Stated problem: In the records below, find the line containing "Extract the structured"; copy exactly that line and all lines after it to the end, and nothing else.

--------------------

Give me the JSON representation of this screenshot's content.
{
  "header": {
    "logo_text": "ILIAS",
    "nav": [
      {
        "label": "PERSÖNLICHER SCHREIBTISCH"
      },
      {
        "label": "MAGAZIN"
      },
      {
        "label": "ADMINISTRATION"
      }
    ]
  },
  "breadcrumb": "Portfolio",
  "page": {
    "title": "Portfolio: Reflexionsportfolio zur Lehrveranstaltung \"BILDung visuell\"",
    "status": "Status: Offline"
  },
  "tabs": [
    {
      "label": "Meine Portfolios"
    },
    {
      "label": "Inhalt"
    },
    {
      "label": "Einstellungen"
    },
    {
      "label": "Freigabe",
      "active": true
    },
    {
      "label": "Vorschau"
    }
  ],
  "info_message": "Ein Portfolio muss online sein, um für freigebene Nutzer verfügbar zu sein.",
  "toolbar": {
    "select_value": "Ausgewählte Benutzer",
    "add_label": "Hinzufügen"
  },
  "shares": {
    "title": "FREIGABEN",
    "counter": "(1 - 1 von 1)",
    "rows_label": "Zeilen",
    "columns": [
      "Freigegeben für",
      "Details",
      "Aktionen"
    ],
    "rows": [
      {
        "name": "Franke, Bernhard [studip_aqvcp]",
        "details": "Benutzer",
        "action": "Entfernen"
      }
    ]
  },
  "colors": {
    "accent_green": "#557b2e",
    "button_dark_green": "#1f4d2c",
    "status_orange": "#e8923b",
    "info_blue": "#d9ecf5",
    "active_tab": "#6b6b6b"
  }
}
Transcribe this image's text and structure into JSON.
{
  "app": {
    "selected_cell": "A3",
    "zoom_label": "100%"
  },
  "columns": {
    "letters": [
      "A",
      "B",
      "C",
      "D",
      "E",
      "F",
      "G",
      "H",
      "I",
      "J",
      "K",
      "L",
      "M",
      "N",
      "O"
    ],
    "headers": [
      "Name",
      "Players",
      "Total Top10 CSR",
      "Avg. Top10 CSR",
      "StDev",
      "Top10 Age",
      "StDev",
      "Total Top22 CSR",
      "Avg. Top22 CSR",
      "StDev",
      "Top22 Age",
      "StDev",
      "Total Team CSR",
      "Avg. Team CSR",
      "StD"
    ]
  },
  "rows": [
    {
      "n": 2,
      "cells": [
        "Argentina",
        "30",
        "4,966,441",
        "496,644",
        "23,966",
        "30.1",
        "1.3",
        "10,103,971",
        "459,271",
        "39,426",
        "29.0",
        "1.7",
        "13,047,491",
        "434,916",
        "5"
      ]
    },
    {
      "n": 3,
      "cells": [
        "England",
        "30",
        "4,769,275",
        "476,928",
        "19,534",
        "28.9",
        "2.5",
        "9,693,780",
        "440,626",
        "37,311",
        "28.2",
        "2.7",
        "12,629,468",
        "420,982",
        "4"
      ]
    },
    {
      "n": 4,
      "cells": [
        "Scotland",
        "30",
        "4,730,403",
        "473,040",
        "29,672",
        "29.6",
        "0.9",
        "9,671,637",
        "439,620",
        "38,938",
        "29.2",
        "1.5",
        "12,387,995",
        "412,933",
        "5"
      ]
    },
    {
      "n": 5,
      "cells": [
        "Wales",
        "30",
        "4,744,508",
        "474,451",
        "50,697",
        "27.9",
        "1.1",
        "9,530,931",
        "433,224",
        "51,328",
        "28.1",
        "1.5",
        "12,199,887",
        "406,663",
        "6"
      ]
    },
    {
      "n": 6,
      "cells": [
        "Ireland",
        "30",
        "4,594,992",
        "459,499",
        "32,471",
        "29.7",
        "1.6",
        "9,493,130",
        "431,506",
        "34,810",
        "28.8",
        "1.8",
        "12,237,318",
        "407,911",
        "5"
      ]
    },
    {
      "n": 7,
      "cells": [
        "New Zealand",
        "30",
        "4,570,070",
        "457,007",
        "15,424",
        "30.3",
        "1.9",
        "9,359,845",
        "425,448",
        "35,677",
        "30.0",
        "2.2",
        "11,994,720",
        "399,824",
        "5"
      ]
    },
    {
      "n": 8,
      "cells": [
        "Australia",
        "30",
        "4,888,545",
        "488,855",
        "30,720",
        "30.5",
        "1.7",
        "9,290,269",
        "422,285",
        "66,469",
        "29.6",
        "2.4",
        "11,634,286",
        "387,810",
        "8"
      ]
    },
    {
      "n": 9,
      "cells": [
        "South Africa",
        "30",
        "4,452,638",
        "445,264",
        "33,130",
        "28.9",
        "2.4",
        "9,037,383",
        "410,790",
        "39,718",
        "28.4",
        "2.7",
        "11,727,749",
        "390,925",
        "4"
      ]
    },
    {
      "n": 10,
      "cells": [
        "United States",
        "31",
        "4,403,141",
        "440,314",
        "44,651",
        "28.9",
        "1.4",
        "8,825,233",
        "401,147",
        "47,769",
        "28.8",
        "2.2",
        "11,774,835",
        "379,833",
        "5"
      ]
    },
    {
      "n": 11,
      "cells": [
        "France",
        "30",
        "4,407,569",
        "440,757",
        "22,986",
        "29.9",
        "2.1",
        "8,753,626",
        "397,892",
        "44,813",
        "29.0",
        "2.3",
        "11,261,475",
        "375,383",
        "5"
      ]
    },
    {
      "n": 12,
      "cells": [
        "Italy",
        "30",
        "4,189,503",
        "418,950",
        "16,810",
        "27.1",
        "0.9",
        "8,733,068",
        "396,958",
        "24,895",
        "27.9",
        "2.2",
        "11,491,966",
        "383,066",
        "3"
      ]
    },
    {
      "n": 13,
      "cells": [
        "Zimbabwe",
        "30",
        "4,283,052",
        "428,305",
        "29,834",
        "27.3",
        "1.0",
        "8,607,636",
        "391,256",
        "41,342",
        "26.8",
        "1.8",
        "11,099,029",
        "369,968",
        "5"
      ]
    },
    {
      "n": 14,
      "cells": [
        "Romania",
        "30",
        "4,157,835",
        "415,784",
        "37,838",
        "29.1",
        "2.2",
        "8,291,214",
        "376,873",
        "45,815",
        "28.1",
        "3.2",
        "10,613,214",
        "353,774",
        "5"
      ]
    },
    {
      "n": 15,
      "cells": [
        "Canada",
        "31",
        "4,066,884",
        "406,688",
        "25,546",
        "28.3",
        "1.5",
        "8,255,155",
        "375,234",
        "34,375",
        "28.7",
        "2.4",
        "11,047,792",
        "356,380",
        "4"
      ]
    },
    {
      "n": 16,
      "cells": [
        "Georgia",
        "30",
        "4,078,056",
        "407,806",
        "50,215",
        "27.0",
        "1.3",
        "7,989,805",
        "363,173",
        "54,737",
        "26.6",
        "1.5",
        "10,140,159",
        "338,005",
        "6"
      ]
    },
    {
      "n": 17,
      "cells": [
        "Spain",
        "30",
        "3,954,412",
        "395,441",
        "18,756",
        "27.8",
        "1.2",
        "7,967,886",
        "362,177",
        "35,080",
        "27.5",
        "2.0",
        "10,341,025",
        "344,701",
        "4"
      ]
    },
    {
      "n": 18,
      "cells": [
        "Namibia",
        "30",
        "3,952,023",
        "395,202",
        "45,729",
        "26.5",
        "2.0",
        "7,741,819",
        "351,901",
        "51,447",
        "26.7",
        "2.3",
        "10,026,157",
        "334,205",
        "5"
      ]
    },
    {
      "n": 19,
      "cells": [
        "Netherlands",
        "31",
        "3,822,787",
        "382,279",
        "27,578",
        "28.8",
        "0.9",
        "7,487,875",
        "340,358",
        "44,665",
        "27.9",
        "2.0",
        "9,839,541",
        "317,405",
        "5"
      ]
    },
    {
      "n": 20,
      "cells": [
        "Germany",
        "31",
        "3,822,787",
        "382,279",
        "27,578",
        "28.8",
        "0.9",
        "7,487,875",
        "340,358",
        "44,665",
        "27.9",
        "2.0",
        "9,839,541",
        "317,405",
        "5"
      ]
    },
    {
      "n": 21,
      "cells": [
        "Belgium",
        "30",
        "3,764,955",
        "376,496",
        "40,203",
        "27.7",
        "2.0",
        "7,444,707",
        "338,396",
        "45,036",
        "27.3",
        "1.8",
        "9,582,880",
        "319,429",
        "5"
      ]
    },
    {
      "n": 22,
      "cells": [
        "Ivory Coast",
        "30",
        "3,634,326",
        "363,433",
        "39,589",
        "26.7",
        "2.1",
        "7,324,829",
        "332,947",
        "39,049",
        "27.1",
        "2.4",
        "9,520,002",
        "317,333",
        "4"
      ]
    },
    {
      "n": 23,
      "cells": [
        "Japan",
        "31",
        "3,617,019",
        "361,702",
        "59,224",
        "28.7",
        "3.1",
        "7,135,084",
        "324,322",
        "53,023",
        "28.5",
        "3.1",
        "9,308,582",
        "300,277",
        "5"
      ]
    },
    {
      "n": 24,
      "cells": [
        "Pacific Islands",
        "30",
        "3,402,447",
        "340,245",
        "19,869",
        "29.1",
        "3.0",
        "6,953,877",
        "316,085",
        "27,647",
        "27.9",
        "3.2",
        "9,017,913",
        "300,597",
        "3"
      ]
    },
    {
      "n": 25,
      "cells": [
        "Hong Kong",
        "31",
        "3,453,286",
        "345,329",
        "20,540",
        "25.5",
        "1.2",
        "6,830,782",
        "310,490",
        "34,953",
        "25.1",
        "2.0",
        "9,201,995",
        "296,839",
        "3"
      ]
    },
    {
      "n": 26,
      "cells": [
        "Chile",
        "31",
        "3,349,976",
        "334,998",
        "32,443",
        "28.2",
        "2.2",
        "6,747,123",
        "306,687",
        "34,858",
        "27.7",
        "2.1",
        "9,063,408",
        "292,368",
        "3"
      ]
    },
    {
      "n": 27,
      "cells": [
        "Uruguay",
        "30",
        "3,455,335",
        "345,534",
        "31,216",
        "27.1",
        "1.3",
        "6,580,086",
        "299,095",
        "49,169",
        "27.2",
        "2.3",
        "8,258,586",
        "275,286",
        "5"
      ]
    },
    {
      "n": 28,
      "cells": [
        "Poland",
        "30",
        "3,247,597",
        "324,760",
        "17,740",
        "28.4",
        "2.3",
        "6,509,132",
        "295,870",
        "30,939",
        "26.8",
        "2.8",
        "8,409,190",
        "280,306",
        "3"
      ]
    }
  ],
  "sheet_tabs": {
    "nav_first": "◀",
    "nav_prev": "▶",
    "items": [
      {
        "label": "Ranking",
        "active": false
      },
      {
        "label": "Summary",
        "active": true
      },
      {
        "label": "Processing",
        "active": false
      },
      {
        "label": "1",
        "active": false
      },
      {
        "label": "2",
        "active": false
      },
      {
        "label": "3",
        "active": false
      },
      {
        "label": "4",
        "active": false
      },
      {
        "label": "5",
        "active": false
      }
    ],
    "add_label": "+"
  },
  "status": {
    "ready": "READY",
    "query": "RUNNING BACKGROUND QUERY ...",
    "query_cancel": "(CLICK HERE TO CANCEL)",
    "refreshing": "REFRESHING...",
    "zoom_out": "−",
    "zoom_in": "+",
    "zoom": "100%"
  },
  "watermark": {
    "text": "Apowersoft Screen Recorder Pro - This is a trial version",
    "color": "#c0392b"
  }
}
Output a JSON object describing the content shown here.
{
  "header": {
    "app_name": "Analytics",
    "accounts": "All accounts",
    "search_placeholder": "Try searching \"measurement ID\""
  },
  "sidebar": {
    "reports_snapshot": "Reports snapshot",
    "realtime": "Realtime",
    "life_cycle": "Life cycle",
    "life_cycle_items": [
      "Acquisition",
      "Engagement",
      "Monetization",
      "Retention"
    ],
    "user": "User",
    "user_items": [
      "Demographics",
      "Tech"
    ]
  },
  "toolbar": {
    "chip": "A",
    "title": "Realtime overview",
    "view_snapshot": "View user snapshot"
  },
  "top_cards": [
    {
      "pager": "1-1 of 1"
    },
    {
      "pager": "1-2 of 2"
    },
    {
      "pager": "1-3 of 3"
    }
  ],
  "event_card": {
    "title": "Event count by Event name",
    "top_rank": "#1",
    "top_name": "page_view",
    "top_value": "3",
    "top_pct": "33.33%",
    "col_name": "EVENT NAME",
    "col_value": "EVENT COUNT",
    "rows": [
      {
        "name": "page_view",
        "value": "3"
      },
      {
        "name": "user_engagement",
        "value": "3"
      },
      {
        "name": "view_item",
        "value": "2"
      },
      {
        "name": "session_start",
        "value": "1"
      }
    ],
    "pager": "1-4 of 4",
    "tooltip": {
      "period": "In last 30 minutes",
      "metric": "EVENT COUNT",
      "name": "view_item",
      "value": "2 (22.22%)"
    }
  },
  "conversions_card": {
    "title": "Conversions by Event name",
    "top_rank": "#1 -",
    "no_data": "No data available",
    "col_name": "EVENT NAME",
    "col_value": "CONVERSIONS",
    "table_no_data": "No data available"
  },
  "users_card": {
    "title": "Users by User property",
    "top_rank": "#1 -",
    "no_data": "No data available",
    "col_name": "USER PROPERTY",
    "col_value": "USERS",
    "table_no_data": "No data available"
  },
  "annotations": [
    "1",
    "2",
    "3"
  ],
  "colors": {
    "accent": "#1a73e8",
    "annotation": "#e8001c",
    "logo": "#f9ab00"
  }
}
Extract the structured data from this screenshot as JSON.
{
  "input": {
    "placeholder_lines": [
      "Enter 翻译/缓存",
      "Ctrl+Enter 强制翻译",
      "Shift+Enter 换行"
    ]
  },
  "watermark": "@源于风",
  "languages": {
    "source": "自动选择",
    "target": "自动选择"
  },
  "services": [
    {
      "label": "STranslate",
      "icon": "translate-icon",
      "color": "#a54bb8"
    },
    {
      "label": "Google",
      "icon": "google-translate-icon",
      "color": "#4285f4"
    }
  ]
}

--------------------

Output for this task:
Extract the structured data from this screenshot as JSON.
{
  "input": {
    "placeholder_lines": [
      "Enter 翻译/缓存",
      "Ctrl+Enter 强制翻译",
      "Shift+Enter 换行"
    ]
  },
  "watermark": "@源于风",
  "languages": {
    "source": "自动选择",
    "target": "自动选择"
  },
  "services": [
    {
      "label": "STranslate",
      "icon": "translate-icon",
      "color": "#a54bb8"
    },
    {
      "label": "Google",
      "icon": "google-translate-icon",
      "color": "#4285f4"
    }
  ]
}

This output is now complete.